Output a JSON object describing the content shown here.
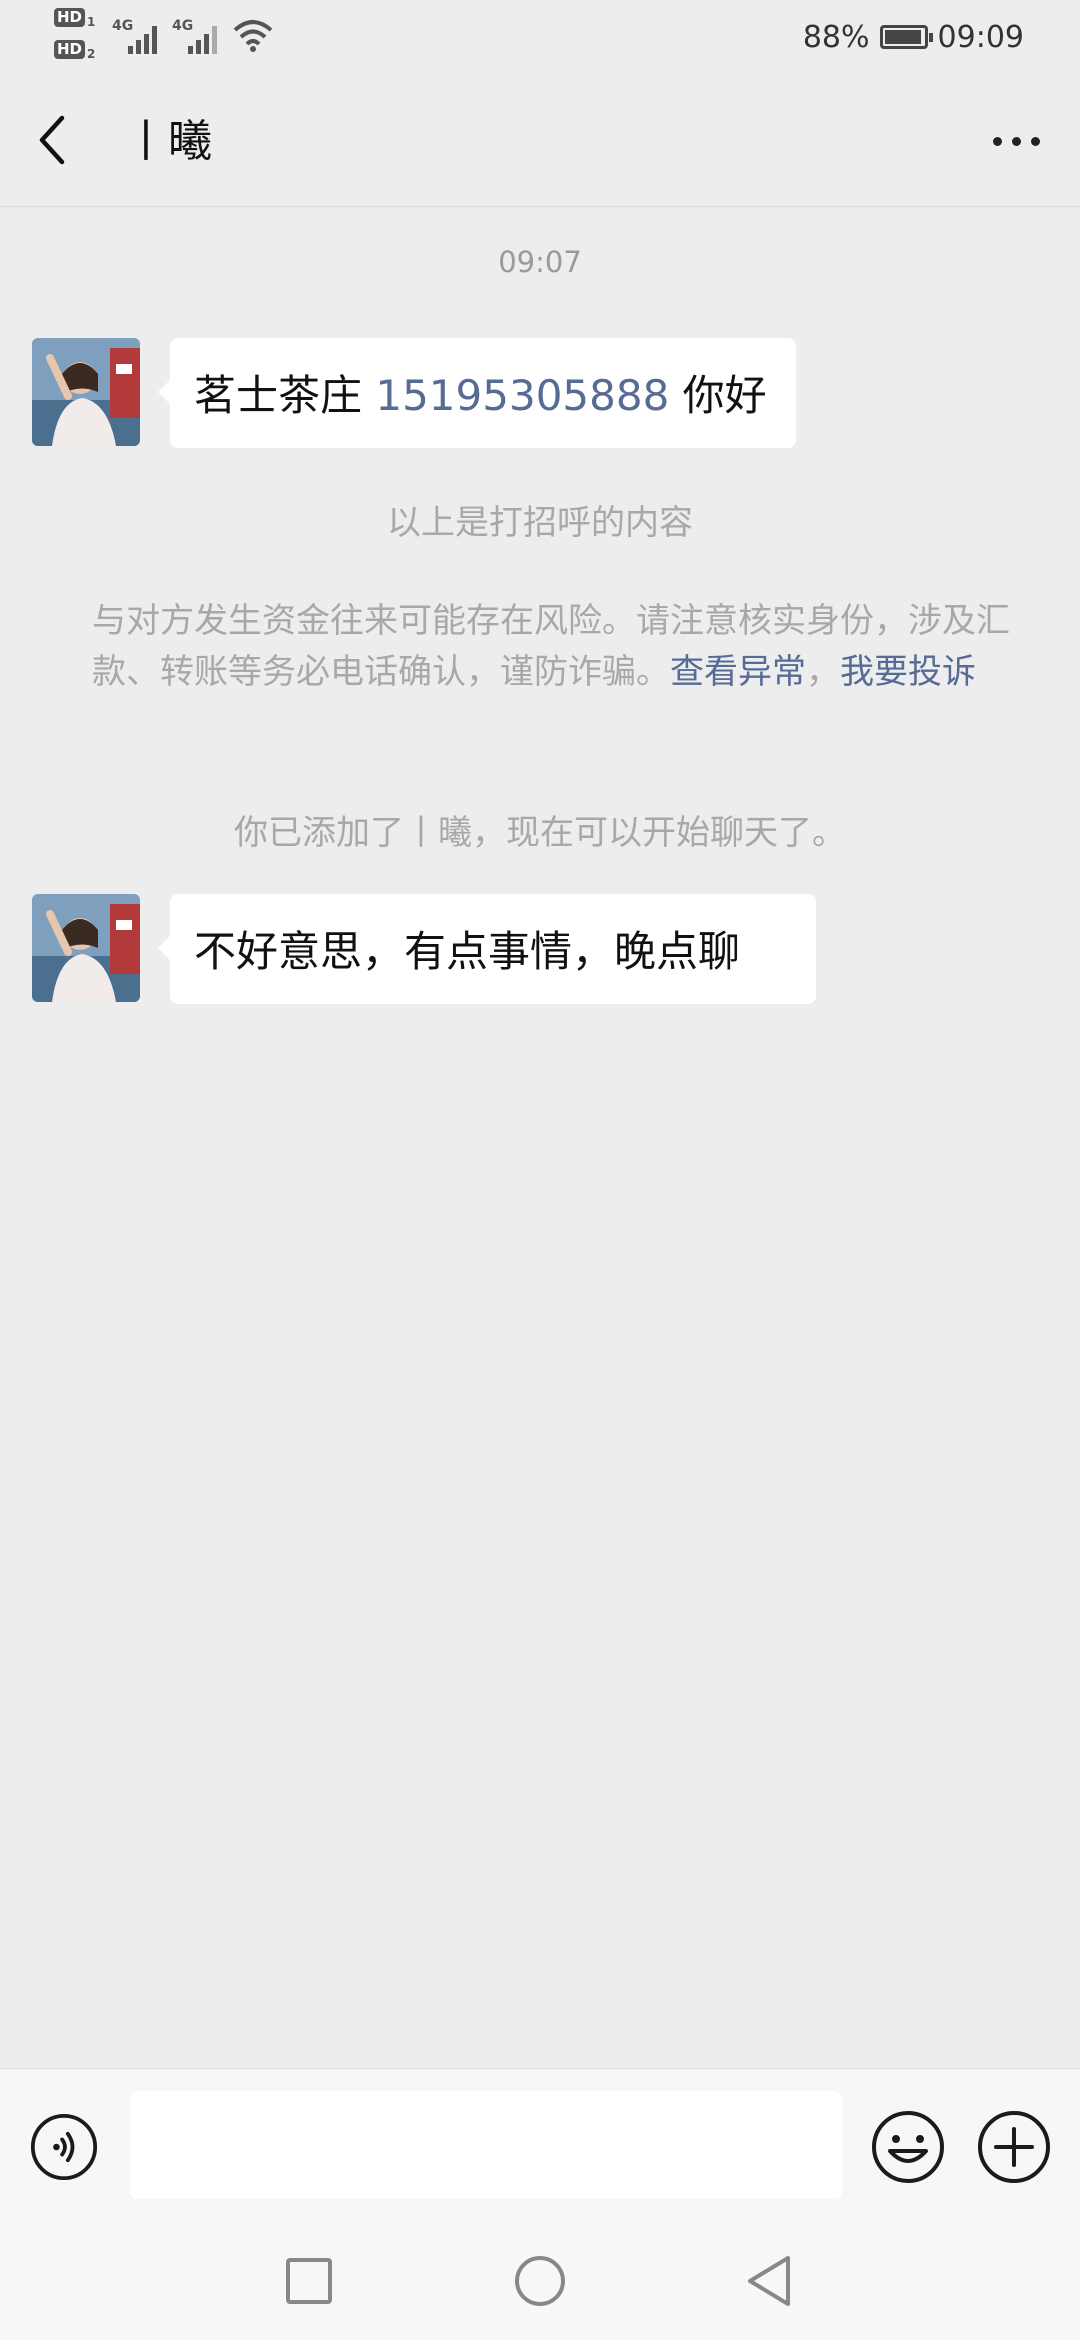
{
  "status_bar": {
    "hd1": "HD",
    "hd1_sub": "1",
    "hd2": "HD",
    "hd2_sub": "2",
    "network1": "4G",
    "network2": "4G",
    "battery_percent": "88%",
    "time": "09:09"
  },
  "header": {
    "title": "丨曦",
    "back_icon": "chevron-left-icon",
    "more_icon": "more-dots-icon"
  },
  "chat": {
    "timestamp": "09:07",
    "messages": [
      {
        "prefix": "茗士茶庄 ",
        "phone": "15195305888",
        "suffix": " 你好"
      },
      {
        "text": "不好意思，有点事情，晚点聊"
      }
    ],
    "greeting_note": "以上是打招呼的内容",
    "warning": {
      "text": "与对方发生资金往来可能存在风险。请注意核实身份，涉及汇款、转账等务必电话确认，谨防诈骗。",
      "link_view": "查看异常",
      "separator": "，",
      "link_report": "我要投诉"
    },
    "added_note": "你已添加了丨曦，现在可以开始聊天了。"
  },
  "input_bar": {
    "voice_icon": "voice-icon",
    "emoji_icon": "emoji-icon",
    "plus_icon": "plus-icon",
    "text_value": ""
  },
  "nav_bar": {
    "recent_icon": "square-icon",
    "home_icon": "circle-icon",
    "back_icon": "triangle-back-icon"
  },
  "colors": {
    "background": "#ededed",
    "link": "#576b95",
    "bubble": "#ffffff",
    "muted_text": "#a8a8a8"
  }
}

____

§ **REQUEST**
Transcribe the records above verbatim. Do not carry over any picture.

§ **FULL RESPONSE**
Output a JSON object describing the content shown here.
{
  "status_bar": {
    "hd1": "HD",
    "hd1_sub": "1",
    "hd2": "HD",
    "hd2_sub": "2",
    "network1": "4G",
    "network2": "4G",
    "battery_percent": "88%",
    "time": "09:09"
  },
  "header": {
    "title": "丨曦",
    "back_icon": "chevron-left-icon",
    "more_icon": "more-dots-icon"
  },
  "chat": {
    "timestamp": "09:07",
    "messages": [
      {
        "prefix": "茗士茶庄 ",
        "phone": "15195305888",
        "suffix": " 你好"
      },
      {
        "text": "不好意思，有点事情，晚点聊"
      }
    ],
    "greeting_note": "以上是打招呼的内容",
    "warning": {
      "text": "与对方发生资金往来可能存在风险。请注意核实身份，涉及汇款、转账等务必电话确认，谨防诈骗。",
      "link_view": "查看异常",
      "separator": "，",
      "link_report": "我要投诉"
    },
    "added_note": "你已添加了丨曦，现在可以开始聊天了。"
  },
  "input_bar": {
    "voice_icon": "voice-icon",
    "emoji_icon": "emoji-icon",
    "plus_icon": "plus-icon",
    "text_value": ""
  },
  "nav_bar": {
    "recent_icon": "square-icon",
    "home_icon": "circle-icon",
    "back_icon": "triangle-back-icon"
  },
  "colors": {
    "background": "#ededed",
    "link": "#576b95",
    "bubble": "#ffffff",
    "muted_text": "#a8a8a8"
  }
}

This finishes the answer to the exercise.